■ Given request a ■
In the parsing talk slides below, reproduce word for word everything from "## What's going" down to "my secret notes!)".

■ Document passage ■

- - -

---
title: 'l7:Parsing7:Bencodee'
author: Ivan Lazar Miljenovic
date: 22 July, 2015
...

About this talk
===============

## Feel free to yell out! {data-background="images/yell.jpg" data-background-color="white"}

###### [Vortrag] by Oliver Tacke / [CC BY]

## Who is this guy? {data-background="images/huh.jpg" data-background-color="lightblue"}

###### [huh?] by elio m. / [CC BY-NC]

Notes
:   * Using Haskell since late 2007
    * Maintainer of various libraries, primarily graph related
    * Writing my own parser
    * Name very Google-able

## What's going to be covered?

> * Write a simple parser
> * Define data types
> * Encounter the dreaded "M"-word
> * Survive doing so

## Want to skip ahead?

Slides
:   <http://ivan-m.github.io/CanFP-Parsing/>
:   (Hint: press `s` to see my secret notes!)

Source Code
:   <https://github.com/ivan-m/CanFP-Parsing/tree/master/src>

Why Parser Combinators?

- - -

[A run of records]
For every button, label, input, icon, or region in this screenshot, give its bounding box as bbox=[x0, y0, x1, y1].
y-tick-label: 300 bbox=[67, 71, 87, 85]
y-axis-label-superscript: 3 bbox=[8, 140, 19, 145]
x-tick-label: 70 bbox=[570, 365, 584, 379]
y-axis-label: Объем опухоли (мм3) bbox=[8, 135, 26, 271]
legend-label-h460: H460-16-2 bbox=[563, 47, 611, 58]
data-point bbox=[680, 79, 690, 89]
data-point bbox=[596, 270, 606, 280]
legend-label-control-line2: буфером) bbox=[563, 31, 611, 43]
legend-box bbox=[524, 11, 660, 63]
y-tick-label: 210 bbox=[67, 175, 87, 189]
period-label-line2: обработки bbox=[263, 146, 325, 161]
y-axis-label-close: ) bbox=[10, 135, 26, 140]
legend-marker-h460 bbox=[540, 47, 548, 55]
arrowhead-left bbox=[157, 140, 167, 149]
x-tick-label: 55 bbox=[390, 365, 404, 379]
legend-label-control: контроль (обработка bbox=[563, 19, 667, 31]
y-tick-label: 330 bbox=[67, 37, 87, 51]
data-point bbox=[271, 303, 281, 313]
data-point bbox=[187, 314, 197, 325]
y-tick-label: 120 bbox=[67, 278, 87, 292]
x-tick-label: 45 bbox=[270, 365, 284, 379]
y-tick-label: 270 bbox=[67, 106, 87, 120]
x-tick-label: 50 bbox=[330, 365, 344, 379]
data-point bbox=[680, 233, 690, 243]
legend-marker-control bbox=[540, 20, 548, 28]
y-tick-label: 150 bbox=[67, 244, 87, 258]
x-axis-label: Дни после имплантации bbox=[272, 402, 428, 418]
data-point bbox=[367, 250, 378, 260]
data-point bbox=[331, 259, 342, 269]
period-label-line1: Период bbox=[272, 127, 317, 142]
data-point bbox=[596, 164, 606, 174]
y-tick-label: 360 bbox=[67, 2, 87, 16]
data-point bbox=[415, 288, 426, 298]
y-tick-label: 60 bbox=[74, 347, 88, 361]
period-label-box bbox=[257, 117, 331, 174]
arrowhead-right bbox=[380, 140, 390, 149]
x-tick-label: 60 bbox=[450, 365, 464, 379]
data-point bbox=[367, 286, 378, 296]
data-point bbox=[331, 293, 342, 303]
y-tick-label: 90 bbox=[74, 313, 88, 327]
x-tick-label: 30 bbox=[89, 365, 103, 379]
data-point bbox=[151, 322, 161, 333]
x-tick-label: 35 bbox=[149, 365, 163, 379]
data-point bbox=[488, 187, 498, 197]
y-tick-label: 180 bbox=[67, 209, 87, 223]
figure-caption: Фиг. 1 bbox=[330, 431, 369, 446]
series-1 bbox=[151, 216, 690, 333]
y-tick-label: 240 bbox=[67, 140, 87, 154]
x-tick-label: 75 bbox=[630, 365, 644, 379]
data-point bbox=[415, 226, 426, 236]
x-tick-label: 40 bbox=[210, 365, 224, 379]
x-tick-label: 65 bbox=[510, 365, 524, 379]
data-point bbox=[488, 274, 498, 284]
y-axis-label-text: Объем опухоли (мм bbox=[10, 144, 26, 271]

- - -

■ Given request b ■
Quote everything in the records from the very first line down to the line containing "y-tick-label: 180 bbox=[67, 209, 87, 223]", including both of those lines.

■ Expected output a ■
## What's going to be covered?

> * Write a simple parser
> * Define data types
> * Encounter the dreaded "M"-word
> * Survive doing so

## Want to skip ahead?

Slides
:   <http://ivan-m.github.io/CanFP-Parsing/>
:   (Hint: press `s` to see my secret notes!)

■ Expected output b ■
For every button, label, input, icon, or region in this screenshot, give its bounding box as bbox=[x0, y0, x1, y1].
y-tick-label: 300 bbox=[67, 71, 87, 85]
y-axis-label-superscript: 3 bbox=[8, 140, 19, 145]
x-tick-label: 70 bbox=[570, 365, 584, 379]
y-axis-label: Объем опухоли (мм3) bbox=[8, 135, 26, 271]
legend-label-h460: H460-16-2 bbox=[563, 47, 611, 58]
data-point bbox=[680, 79, 690, 89]
data-point bbox=[596, 270, 606, 280]
legend-label-control-line2: буфером) bbox=[563, 31, 611, 43]
legend-box bbox=[524, 11, 660, 63]
y-tick-label: 210 bbox=[67, 175, 87, 189]
period-label-line2: обработки bbox=[263, 146, 325, 161]
y-axis-label-close: ) bbox=[10, 135, 26, 140]
legend-marker-h460 bbox=[540, 47, 548, 55]
arrowhead-left bbox=[157, 140, 167, 149]
x-tick-label: 55 bbox=[390, 365, 404, 379]
legend-label-control: контроль (обработка bbox=[563, 19, 667, 31]
y-tick-label: 330 bbox=[67, 37, 87, 51]
data-point bbox=[271, 303, 281, 313]
data-point bbox=[187, 314, 197, 325]
y-tick-label: 120 bbox=[67, 278, 87, 292]
x-tick-label: 45 bbox=[270, 365, 284, 379]
y-tick-label: 270 bbox=[67, 106, 87, 120]
x-tick-label: 50 bbox=[330, 365, 344, 379]
data-point bbox=[680, 233, 690, 243]
legend-marker-control bbox=[540, 20, 548, 28]
y-tick-label: 150 bbox=[67, 244, 87, 258]
x-axis-label: Дни после имплантации bbox=[272, 402, 428, 418]
data-point bbox=[367, 250, 378, 260]
data-point bbox=[331, 259, 342, 269]
period-label-line1: Период bbox=[272, 127, 317, 142]
data-point bbox=[596, 164, 606, 174]
y-tick-label: 360 bbox=[67, 2, 87, 16]
data-point bbox=[415, 288, 426, 298]
y-tick-label: 60 bbox=[74, 347, 88, 361]
period-label-box bbox=[257, 117, 331, 174]
arrowhead-right bbox=[380, 140, 390, 149]
x-tick-label: 60 bbox=[450, 365, 464, 379]
data-point bbox=[367, 286, 378, 296]
data-point bbox=[331, 293, 342, 303]
y-tick-label: 90 bbox=[74, 313, 88, 327]
x-tick-label: 30 bbox=[89, 365, 103, 379]
data-point bbox=[151, 322, 161, 333]
x-tick-label: 35 bbox=[149, 365, 163, 379]
data-point bbox=[488, 187, 498, 197]
y-tick-label: 180 bbox=[67, 209, 87, 223]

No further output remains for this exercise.